§ **Exercise requirements**
Pull out every line below that contains the word "funciones".

=== Records to use ===

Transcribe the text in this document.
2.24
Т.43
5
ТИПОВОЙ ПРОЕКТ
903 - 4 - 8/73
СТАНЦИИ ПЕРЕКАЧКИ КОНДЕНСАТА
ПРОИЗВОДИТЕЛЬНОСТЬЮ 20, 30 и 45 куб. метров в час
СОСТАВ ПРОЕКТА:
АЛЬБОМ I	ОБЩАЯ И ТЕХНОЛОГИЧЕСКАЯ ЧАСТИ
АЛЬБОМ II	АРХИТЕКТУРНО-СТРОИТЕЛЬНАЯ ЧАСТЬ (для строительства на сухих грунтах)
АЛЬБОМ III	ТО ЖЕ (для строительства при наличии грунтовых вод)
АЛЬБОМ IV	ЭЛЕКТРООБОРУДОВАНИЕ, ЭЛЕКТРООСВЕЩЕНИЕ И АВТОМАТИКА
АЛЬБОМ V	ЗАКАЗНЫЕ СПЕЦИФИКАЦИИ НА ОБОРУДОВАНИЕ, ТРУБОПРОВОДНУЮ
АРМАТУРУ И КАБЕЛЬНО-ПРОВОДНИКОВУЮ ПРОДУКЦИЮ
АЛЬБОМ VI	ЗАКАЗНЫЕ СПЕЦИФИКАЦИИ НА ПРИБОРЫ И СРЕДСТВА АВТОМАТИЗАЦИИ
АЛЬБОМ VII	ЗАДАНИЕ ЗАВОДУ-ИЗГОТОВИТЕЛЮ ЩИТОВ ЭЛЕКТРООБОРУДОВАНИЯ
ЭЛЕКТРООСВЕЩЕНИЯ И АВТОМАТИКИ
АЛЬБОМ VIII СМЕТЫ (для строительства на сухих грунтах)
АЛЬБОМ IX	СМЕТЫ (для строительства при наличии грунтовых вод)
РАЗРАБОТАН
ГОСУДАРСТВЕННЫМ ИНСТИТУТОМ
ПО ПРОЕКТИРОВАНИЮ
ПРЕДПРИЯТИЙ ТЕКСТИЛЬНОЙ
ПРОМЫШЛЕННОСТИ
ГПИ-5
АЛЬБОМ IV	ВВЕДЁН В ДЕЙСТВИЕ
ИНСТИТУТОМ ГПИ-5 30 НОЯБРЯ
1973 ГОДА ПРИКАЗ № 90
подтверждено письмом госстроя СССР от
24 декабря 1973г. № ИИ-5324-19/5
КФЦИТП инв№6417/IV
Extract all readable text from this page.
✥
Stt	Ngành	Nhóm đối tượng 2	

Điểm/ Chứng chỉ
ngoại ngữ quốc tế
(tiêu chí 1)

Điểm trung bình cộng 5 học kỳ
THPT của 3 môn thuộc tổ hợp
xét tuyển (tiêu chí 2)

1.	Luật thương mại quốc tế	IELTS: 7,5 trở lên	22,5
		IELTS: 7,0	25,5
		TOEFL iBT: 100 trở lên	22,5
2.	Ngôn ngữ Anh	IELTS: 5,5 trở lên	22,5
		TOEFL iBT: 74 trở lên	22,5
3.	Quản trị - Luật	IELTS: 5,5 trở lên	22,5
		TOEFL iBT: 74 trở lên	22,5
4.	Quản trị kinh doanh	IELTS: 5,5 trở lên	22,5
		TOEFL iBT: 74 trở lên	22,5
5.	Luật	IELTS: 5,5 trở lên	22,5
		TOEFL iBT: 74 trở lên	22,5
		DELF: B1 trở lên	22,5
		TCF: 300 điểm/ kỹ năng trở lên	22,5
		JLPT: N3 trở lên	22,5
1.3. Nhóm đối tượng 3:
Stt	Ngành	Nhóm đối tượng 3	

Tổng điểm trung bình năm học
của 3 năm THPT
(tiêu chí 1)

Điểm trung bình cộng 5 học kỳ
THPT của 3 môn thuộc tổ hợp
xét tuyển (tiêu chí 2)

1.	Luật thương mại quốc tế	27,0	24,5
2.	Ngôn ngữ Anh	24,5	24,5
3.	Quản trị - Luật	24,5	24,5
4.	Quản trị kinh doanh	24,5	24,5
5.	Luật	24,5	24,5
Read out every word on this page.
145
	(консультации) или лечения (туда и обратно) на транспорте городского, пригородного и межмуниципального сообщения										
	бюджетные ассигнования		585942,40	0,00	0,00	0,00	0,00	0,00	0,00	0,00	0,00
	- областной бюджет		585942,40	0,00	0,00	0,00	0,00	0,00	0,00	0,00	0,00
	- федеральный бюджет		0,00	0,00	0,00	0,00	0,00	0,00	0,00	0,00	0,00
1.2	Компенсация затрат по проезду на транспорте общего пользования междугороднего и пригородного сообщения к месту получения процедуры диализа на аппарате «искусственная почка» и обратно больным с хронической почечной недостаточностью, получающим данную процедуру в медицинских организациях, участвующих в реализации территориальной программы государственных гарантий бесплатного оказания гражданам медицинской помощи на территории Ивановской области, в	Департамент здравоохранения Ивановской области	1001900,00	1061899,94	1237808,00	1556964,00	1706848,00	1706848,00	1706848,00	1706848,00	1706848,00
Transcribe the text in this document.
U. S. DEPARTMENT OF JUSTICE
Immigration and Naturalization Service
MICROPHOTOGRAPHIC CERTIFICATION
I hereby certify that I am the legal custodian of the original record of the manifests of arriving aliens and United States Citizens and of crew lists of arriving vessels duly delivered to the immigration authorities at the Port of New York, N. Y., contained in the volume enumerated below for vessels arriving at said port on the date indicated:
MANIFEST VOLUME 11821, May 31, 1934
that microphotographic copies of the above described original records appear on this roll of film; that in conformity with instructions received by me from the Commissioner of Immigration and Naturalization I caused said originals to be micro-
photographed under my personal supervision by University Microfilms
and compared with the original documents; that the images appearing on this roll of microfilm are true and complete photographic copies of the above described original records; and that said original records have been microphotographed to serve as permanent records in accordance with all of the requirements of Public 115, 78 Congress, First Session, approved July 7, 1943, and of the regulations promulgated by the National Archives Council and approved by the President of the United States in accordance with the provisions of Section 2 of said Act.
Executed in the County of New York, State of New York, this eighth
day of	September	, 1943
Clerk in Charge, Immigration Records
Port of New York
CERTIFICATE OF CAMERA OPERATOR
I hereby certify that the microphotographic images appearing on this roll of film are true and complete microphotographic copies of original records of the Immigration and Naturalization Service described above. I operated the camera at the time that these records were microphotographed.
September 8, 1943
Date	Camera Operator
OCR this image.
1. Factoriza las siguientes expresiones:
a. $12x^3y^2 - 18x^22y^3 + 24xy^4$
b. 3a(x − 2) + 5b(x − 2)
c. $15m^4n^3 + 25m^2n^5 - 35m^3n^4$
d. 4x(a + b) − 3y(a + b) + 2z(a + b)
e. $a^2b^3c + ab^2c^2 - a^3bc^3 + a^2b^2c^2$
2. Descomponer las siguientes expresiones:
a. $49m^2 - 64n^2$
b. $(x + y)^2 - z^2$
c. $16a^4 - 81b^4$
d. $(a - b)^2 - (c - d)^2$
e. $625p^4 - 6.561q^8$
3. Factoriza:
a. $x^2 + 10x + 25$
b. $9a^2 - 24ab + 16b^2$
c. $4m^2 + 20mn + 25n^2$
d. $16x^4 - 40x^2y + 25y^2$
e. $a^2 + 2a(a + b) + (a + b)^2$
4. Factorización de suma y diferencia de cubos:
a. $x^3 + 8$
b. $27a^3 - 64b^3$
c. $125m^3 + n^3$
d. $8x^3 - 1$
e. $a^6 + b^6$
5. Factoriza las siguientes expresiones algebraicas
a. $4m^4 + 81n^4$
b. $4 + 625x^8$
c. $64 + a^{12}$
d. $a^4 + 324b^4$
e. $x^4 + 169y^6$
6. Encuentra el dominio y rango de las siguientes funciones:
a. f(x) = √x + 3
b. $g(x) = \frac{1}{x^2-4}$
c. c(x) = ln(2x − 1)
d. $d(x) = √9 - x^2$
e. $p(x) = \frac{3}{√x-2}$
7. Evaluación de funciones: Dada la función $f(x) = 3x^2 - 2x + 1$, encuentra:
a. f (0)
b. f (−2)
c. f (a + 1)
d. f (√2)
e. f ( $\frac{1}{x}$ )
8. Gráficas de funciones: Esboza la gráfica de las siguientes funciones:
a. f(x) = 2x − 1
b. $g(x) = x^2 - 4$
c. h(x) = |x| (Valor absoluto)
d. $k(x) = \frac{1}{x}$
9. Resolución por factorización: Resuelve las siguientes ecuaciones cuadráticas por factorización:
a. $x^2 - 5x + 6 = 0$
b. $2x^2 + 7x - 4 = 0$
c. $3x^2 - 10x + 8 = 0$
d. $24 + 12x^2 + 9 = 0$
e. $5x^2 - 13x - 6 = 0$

===

§ **Reply to the task**
6. Encuentra el dominio y rango de las siguientes funciones:
7. Evaluación de funciones: Dada la función $f(x) = 3x^2 - 2x + 1$, encuentra:
8. Gráficas de funciones: Esboza la gráfica de las siguientes funciones:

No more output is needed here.